## Data to process
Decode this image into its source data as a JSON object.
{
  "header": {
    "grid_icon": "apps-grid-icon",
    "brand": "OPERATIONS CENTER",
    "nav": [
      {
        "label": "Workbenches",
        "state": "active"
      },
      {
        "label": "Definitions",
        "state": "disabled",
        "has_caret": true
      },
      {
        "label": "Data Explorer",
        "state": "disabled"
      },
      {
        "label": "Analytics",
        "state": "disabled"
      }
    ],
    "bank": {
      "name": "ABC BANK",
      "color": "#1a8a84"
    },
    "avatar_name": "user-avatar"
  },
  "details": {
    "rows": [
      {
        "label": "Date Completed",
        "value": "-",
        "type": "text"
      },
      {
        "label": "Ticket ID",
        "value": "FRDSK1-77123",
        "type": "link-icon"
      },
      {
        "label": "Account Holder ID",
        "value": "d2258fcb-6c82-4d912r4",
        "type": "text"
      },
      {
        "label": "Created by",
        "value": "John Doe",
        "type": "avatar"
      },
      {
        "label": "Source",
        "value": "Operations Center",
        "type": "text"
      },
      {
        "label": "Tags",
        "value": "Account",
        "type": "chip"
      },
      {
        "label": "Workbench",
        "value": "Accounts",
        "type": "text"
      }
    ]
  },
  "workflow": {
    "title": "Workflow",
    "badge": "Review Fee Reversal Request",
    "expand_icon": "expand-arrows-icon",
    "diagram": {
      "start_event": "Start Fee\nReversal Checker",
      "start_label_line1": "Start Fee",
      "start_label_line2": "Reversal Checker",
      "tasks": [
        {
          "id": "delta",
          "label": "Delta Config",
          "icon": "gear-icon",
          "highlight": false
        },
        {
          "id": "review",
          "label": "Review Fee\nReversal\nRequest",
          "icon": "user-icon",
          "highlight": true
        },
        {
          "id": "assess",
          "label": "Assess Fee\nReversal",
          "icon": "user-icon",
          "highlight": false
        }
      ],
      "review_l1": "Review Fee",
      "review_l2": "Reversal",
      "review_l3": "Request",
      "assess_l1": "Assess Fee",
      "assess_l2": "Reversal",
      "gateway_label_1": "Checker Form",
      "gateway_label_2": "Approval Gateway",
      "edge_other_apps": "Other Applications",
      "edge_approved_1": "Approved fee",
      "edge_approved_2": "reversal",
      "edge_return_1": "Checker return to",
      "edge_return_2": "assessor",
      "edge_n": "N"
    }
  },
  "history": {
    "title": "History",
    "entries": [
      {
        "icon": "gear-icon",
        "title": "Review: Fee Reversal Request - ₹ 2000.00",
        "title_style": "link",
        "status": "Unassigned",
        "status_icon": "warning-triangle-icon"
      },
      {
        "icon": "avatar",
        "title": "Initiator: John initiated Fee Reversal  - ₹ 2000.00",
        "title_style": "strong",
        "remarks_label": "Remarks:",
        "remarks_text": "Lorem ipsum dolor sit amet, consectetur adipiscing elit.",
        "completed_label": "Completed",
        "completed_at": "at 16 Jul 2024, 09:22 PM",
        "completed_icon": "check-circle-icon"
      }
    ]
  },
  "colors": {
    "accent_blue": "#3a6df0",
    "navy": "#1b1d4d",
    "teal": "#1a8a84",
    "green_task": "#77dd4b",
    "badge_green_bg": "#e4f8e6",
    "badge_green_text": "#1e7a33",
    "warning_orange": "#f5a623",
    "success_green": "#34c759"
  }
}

## What you should do
Each line containing "John" counts once; state the total number of such lines and nothing else.

## The response
2